Written request: Leave out any picture and return the remaining listing below exactly as given.

Dataset records:
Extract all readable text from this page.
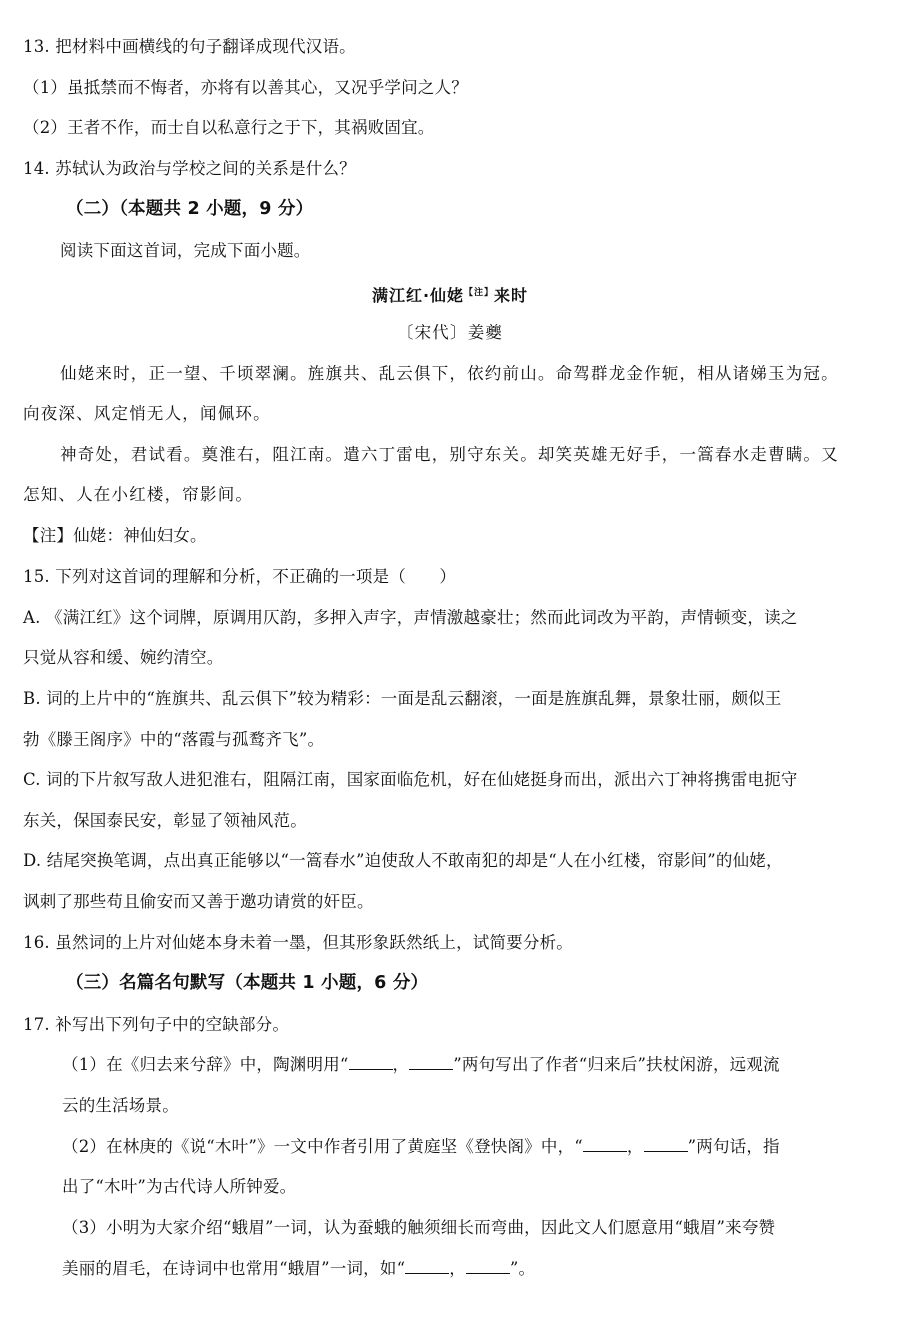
13. 把材料中画横线的句子翻译成现代汉语。
（1）虽抵禁而不悔者，亦将有以善其心，又况乎学问之人？
（2）王者不作，而士自以私意行之于下，其祸败固宜。
14. 苏轼认为政治与学校之间的关系是什么？
（二）（本题共 2 小题，9 分）
阅读下面这首词，完成下面小题。
满江红·仙姥$^{【注】}$来时
〔宋代〕姜夔
仙姥来时，正一望、千顷翠澜。旌旗共、乱云俱下，依约前山。命驾群龙金作轭，相从诸娣玉为冠。
向夜深、风定悄无人，闻佩环。
神奇处，君试看。奠淮右，阻江南。遣六丁雷电，别守东关。却笑英雄无好手，一篙春水走曹瞒。又
怎知、人在小红楼，帘影间。
【注】仙姥：神仙妇女。
15. 下列对这首词的理解和分析，不正确的一项是（　　）
A. 《满江红》这个词牌，原调用仄韵，多押入声字，声情激越豪壮；然而此词改为平韵，声情顿变，读之
只觉从容和缓、婉约清空。
B. 词的上片中的“旌旗共、乱云俱下”较为精彩：一面是乱云翻滚，一面是旌旗乱舞，景象壮丽，颇似王
勃《滕王阁序》中的“落霞与孤鹜齐飞”。
C. 词的下片叙写敌人进犯淮右，阻隔江南，国家面临危机，好在仙姥挺身而出，派出六丁神将携雷电扼守
东关，保国泰民安，彰显了领袖风范。
D. 结尾突换笔调，点出真正能够以“一篙春水”迫使敌人不敢南犯的却是“人在小红楼，帘影间”的仙姥，
讽刺了那些苟且偷安而又善于邀功请赏的奸臣。
16. 虽然词的上片对仙姥本身未着一墨，但其形象跃然纸上，试简要分析。
（三）名篇名句默写（本题共 1 小题，6 分）
17. 补写出下列句子中的空缺部分。
（1）在《归去来兮辞》中，陶渊明用“	，	”两句写出了作者“归来后”扶杖闲游，远观流
云的生活场景。
（2）在林庚的《说“木叶”》一文中作者引用了黄庭坚《登快阁》中，“	，	”两句话，指
出了“木叶”为古代诗人所钟爱。
（3）小明为大家介绍“蛾眉”一词，认为蚕蛾的触须细长而弯曲，因此文人们愿意用“蛾眉”来夸赞
美丽的眉毛，在诗词中也常用“蛾眉”一词，如“	，	”。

Response for this exercise:
Extract all readable text from this page.
13. 把材料中画横线的句子翻译成现代汉语。
（1）虽抵禁而不悔者，亦将有以善其心，又况乎学问之人？
（2）王者不作，而士自以私意行之于下，其祸败固宜。
14. 苏轼认为政治与学校之间的关系是什么？
（二）（本题共 2 小题，9 分）
阅读下面这首词，完成下面小题。
满江红·仙姥$^{【注】}$来时
〔宋代〕姜夔
仙姥来时，正一望、千顷翠澜。旌旗共、乱云俱下，依约前山。命驾群龙金作轭，相从诸娣玉为冠。
向夜深、风定悄无人，闻佩环。
神奇处，君试看。奠淮右，阻江南。遣六丁雷电，别守东关。却笑英雄无好手，一篙春水走曹瞒。又
怎知、人在小红楼，帘影间。
【注】仙姥：神仙妇女。
15. 下列对这首词的理解和分析，不正确的一项是（　　）
A. 《满江红》这个词牌，原调用仄韵，多押入声字，声情激越豪壮；然而此词改为平韵，声情顿变，读之
只觉从容和缓、婉约清空。
B. 词的上片中的“旌旗共、乱云俱下”较为精彩：一面是乱云翻滚，一面是旌旗乱舞，景象壮丽，颇似王
勃《滕王阁序》中的“落霞与孤鹜齐飞”。
C. 词的下片叙写敌人进犯淮右，阻隔江南，国家面临危机，好在仙姥挺身而出，派出六丁神将携雷电扼守
东关，保国泰民安，彰显了领袖风范。
D. 结尾突换笔调，点出真正能够以“一篙春水”迫使敌人不敢南犯的却是“人在小红楼，帘影间”的仙姥，
讽刺了那些苟且偷安而又善于邀功请赏的奸臣。
16. 虽然词的上片对仙姥本身未着一墨，但其形象跃然纸上，试简要分析。
（三）名篇名句默写（本题共 1 小题，6 分）
17. 补写出下列句子中的空缺部分。
（1）在《归去来兮辞》中，陶渊明用“	，	”两句写出了作者“归来后”扶杖闲游，远观流
云的生活场景。
（2）在林庚的《说“木叶”》一文中作者引用了黄庭坚《登快阁》中，“	，	”两句话，指
出了“木叶”为古代诗人所钟爱。
（3）小明为大家介绍“蛾眉”一词，认为蚕蛾的触须细长而弯曲，因此文人们愿意用“蛾眉”来夸赞
美丽的眉毛，在诗词中也常用“蛾眉”一词，如“	，	”。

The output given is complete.